*WHAT IS BEING ASKED*
Search the material for the string "altitude", then return every line where it is found.

>> START ITEMS

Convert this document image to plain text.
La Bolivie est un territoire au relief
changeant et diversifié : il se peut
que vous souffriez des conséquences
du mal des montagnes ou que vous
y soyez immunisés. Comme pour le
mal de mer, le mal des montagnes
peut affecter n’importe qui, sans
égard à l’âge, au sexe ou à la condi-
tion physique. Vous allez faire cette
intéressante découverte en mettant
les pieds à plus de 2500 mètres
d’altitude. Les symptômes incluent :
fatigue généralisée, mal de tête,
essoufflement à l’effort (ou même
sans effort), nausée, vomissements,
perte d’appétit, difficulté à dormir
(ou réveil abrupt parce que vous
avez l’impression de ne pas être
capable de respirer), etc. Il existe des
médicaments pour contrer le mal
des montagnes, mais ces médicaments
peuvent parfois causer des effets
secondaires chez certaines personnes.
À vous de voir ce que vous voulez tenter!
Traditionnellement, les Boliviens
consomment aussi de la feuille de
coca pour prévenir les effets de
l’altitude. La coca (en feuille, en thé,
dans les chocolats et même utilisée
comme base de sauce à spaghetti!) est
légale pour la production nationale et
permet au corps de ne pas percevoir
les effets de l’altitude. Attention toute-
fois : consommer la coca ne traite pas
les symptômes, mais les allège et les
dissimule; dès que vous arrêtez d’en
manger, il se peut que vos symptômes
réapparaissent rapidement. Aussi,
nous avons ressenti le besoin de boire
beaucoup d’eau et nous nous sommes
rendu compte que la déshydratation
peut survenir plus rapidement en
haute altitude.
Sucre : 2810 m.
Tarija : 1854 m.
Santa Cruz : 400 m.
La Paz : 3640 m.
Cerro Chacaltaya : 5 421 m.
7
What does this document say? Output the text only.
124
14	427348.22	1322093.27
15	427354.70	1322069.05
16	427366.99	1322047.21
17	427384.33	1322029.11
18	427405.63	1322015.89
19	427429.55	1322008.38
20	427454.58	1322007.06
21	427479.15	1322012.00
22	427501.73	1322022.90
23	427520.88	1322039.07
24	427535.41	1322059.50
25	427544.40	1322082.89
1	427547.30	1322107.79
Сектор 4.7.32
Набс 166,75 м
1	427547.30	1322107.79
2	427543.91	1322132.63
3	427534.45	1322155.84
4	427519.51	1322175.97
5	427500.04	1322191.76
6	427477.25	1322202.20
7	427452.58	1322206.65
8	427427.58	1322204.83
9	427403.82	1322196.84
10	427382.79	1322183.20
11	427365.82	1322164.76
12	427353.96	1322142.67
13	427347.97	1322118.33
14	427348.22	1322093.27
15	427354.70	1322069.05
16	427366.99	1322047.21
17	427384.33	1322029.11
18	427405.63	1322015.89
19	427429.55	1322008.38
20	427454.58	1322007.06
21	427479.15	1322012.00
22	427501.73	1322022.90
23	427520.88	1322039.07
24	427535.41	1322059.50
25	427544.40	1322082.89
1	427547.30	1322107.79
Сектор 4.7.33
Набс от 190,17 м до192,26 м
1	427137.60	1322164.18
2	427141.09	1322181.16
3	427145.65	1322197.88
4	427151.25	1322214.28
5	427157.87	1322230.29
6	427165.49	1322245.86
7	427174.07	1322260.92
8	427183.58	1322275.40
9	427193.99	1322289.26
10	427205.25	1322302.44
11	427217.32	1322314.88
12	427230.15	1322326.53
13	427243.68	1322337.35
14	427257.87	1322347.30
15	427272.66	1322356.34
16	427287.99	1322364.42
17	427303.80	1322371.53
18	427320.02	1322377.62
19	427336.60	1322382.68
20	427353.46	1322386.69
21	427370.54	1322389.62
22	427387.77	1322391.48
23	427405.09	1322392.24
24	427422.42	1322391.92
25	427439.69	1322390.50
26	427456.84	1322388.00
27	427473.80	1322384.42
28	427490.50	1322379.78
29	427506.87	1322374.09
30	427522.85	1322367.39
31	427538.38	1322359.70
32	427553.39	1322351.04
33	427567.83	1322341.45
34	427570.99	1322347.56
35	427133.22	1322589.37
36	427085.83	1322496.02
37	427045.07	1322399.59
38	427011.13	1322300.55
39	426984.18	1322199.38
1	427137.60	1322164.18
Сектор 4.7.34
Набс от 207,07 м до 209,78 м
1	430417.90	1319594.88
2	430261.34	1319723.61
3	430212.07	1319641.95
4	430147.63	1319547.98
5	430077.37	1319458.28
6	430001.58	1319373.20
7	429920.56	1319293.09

>> END ITEMS

*REPLY*
d’altitude. Les symptômes incluent :
l’altitude. La coca (en feuille, en thé,
les effets de l’altitude. Attention toute-
haute altitude.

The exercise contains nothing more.